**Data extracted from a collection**
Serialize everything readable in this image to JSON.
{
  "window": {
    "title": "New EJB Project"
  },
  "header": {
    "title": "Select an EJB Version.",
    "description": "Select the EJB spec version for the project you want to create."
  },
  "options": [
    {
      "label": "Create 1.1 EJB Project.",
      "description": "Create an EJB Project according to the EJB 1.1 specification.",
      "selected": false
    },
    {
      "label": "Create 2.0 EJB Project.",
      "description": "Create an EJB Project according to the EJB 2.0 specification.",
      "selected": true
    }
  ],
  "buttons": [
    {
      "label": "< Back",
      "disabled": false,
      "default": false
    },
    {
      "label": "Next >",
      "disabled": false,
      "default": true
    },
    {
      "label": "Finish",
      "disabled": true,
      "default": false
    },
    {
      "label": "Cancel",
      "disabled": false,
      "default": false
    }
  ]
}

**PROBLEM STATEMENT**
Set down every line of the listing above again, exactly as given.

**TASK SOLUTION**
Serialize everything readable in this image to JSON.
{
  "window": {
    "title": "New EJB Project"
  },
  "header": {
    "title": "Select an EJB Version.",
    "description": "Select the EJB spec version for the project you want to create."
  },
  "options": [
    {
      "label": "Create 1.1 EJB Project.",
      "description": "Create an EJB Project according to the EJB 1.1 specification.",
      "selected": false
    },
    {
      "label": "Create 2.0 EJB Project.",
      "description": "Create an EJB Project according to the EJB 2.0 specification.",
      "selected": true
    }
  ],
  "buttons": [
    {
      "label": "< Back",
      "disabled": false,
      "default": false
    },
    {
      "label": "Next >",
      "disabled": false,
      "default": true
    },
    {
      "label": "Finish",
      "disabled": true,
      "default": false
    },
    {
      "label": "Cancel",
      "disabled": false,
      "default": false
    }
  ]
}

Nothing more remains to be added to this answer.